Repeat the listing that follows, character for character, minus the pictures.

— begin RECORD SET —

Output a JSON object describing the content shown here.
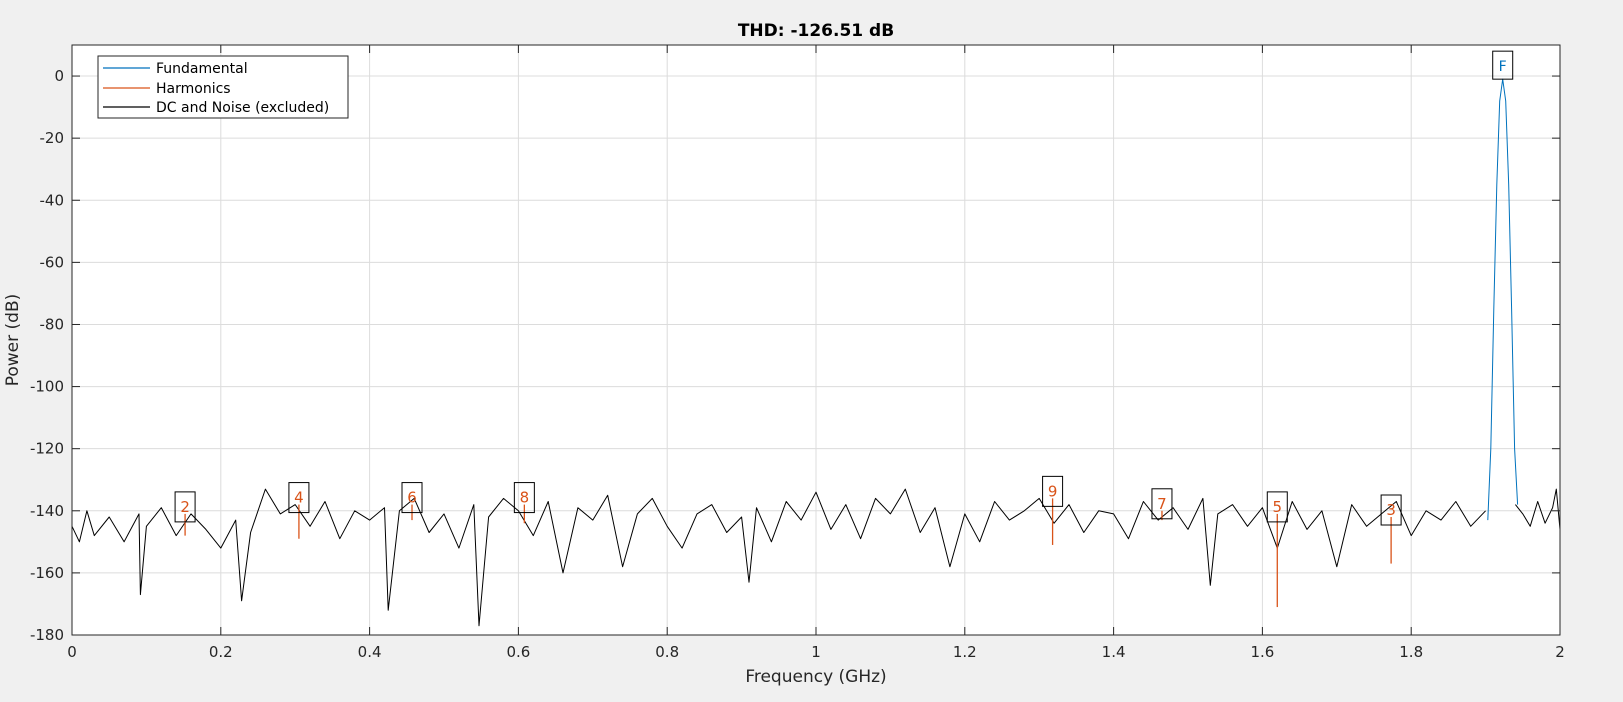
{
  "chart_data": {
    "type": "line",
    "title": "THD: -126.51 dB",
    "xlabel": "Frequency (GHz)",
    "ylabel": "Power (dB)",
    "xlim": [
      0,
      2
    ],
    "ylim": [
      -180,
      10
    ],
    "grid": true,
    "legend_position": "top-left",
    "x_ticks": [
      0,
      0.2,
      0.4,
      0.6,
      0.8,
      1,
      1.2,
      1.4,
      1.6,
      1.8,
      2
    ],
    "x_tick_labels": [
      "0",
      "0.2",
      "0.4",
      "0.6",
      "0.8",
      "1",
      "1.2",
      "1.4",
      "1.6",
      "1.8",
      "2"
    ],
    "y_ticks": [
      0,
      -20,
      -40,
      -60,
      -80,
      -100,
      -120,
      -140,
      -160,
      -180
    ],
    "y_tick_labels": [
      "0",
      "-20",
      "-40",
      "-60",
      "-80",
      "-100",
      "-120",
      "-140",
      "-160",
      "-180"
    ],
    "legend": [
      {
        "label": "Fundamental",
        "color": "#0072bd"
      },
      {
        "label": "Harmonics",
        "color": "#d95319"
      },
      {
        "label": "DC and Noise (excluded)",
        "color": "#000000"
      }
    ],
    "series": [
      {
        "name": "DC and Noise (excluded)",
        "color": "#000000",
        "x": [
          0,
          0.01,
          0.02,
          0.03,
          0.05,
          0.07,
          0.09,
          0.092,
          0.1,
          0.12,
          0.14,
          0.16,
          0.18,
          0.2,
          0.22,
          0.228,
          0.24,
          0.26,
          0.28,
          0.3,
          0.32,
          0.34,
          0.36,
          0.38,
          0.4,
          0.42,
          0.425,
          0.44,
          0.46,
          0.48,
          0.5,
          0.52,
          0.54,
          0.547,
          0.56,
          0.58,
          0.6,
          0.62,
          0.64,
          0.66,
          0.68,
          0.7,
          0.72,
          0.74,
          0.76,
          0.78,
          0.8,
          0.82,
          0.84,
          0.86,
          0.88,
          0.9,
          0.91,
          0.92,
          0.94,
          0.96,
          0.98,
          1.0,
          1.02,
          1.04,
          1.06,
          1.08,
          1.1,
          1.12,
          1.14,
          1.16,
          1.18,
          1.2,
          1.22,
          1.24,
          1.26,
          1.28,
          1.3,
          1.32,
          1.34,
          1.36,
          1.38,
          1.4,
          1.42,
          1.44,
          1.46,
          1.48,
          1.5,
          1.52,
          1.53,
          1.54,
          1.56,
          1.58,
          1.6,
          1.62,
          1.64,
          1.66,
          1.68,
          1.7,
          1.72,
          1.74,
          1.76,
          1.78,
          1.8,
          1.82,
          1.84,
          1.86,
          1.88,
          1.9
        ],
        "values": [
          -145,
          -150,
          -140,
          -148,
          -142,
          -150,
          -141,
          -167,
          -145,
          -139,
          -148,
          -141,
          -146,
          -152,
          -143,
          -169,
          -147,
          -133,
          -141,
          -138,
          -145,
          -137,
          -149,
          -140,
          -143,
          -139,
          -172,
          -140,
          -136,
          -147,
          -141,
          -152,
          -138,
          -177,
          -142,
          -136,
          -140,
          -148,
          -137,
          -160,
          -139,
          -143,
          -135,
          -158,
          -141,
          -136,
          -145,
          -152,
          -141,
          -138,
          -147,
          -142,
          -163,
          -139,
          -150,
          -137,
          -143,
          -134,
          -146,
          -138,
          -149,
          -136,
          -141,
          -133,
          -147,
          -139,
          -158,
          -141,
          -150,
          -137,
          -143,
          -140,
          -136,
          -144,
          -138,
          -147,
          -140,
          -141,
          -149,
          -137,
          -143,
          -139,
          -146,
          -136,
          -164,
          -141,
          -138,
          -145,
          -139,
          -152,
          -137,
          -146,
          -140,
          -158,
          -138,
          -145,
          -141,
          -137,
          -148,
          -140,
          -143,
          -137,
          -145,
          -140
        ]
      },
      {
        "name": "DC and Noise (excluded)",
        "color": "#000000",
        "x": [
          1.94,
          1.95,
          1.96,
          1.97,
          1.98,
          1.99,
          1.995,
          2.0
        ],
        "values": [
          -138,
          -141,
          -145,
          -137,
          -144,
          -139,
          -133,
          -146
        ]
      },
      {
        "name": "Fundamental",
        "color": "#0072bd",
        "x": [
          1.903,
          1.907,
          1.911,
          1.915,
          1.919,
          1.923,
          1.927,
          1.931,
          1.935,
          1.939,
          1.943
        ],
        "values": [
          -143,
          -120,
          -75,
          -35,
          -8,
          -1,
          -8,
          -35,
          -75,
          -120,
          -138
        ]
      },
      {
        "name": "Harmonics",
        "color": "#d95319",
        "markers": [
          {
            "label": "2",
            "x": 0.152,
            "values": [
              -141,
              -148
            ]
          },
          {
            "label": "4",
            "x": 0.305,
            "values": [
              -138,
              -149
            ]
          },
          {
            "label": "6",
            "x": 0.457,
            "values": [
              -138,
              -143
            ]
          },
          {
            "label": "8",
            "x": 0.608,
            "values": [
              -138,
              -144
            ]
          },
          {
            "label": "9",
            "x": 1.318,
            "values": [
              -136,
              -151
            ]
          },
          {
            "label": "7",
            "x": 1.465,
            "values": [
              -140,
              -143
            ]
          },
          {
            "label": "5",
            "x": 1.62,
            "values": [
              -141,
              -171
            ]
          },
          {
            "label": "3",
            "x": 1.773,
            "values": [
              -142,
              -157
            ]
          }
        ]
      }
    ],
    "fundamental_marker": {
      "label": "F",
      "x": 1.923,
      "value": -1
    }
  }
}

— end RECORD SET —

## WRITTEN SOLUTION
Output a JSON object describing the content shown here.
{
  "chart_data": {
    "type": "line",
    "title": "THD: -126.51 dB",
    "xlabel": "Frequency (GHz)",
    "ylabel": "Power (dB)",
    "xlim": [
      0,
      2
    ],
    "ylim": [
      -180,
      10
    ],
    "grid": true,
    "legend_position": "top-left",
    "x_ticks": [
      0,
      0.2,
      0.4,
      0.6,
      0.8,
      1,
      1.2,
      1.4,
      1.6,
      1.8,
      2
    ],
    "x_tick_labels": [
      "0",
      "0.2",
      "0.4",
      "0.6",
      "0.8",
      "1",
      "1.2",
      "1.4",
      "1.6",
      "1.8",
      "2"
    ],
    "y_ticks": [
      0,
      -20,
      -40,
      -60,
      -80,
      -100,
      -120,
      -140,
      -160,
      -180
    ],
    "y_tick_labels": [
      "0",
      "-20",
      "-40",
      "-60",
      "-80",
      "-100",
      "-120",
      "-140",
      "-160",
      "-180"
    ],
    "legend": [
      {
        "label": "Fundamental",
        "color": "#0072bd"
      },
      {
        "label": "Harmonics",
        "color": "#d95319"
      },
      {
        "label": "DC and Noise (excluded)",
        "color": "#000000"
      }
    ],
    "series": [
      {
        "name": "DC and Noise (excluded)",
        "color": "#000000",
        "x": [
          0,
          0.01,
          0.02,
          0.03,
          0.05,
          0.07,
          0.09,
          0.092,
          0.1,
          0.12,
          0.14,
          0.16,
          0.18,
          0.2,
          0.22,
          0.228,
          0.24,
          0.26,
          0.28,
          0.3,
          0.32,
          0.34,
          0.36,
          0.38,
          0.4,
          0.42,
          0.425,
          0.44,
          0.46,
          0.48,
          0.5,
          0.52,
          0.54,
          0.547,
          0.56,
          0.58,
          0.6,
          0.62,
          0.64,
          0.66,
          0.68,
          0.7,
          0.72,
          0.74,
          0.76,
          0.78,
          0.8,
          0.82,
          0.84,
          0.86,
          0.88,
          0.9,
          0.91,
          0.92,
          0.94,
          0.96,
          0.98,
          1.0,
          1.02,
          1.04,
          1.06,
          1.08,
          1.1,
          1.12,
          1.14,
          1.16,
          1.18,
          1.2,
          1.22,
          1.24,
          1.26,
          1.28,
          1.3,
          1.32,
          1.34,
          1.36,
          1.38,
          1.4,
          1.42,
          1.44,
          1.46,
          1.48,
          1.5,
          1.52,
          1.53,
          1.54,
          1.56,
          1.58,
          1.6,
          1.62,
          1.64,
          1.66,
          1.68,
          1.7,
          1.72,
          1.74,
          1.76,
          1.78,
          1.8,
          1.82,
          1.84,
          1.86,
          1.88,
          1.9
        ],
        "values": [
          -145,
          -150,
          -140,
          -148,
          -142,
          -150,
          -141,
          -167,
          -145,
          -139,
          -148,
          -141,
          -146,
          -152,
          -143,
          -169,
          -147,
          -133,
          -141,
          -138,
          -145,
          -137,
          -149,
          -140,
          -143,
          -139,
          -172,
          -140,
          -136,
          -147,
          -141,
          -152,
          -138,
          -177,
          -142,
          -136,
          -140,
          -148,
          -137,
          -160,
          -139,
          -143,
          -135,
          -158,
          -141,
          -136,
          -145,
          -152,
          -141,
          -138,
          -147,
          -142,
          -163,
          -139,
          -150,
          -137,
          -143,
          -134,
          -146,
          -138,
          -149,
          -136,
          -141,
          -133,
          -147,
          -139,
          -158,
          -141,
          -150,
          -137,
          -143,
          -140,
          -136,
          -144,
          -138,
          -147,
          -140,
          -141,
          -149,
          -137,
          -143,
          -139,
          -146,
          -136,
          -164,
          -141,
          -138,
          -145,
          -139,
          -152,
          -137,
          -146,
          -140,
          -158,
          -138,
          -145,
          -141,
          -137,
          -148,
          -140,
          -143,
          -137,
          -145,
          -140
        ]
      },
      {
        "name": "DC and Noise (excluded)",
        "color": "#000000",
        "x": [
          1.94,
          1.95,
          1.96,
          1.97,
          1.98,
          1.99,
          1.995,
          2.0
        ],
        "values": [
          -138,
          -141,
          -145,
          -137,
          -144,
          -139,
          -133,
          -146
        ]
      },
      {
        "name": "Fundamental",
        "color": "#0072bd",
        "x": [
          1.903,
          1.907,
          1.911,
          1.915,
          1.919,
          1.923,
          1.927,
          1.931,
          1.935,
          1.939,
          1.943
        ],
        "values": [
          -143,
          -120,
          -75,
          -35,
          -8,
          -1,
          -8,
          -35,
          -75,
          -120,
          -138
        ]
      },
      {
        "name": "Harmonics",
        "color": "#d95319",
        "markers": [
          {
            "label": "2",
            "x": 0.152,
            "values": [
              -141,
              -148
            ]
          },
          {
            "label": "4",
            "x": 0.305,
            "values": [
              -138,
              -149
            ]
          },
          {
            "label": "6",
            "x": 0.457,
            "values": [
              -138,
              -143
            ]
          },
          {
            "label": "8",
            "x": 0.608,
            "values": [
              -138,
              -144
            ]
          },
          {
            "label": "9",
            "x": 1.318,
            "values": [
              -136,
              -151
            ]
          },
          {
            "label": "7",
            "x": 1.465,
            "values": [
              -140,
              -143
            ]
          },
          {
            "label": "5",
            "x": 1.62,
            "values": [
              -141,
              -171
            ]
          },
          {
            "label": "3",
            "x": 1.773,
            "values": [
              -142,
              -157
            ]
          }
        ]
      }
    ],
    "fundamental_marker": {
      "label": "F",
      "x": 1.923,
      "value": -1
    }
  }
}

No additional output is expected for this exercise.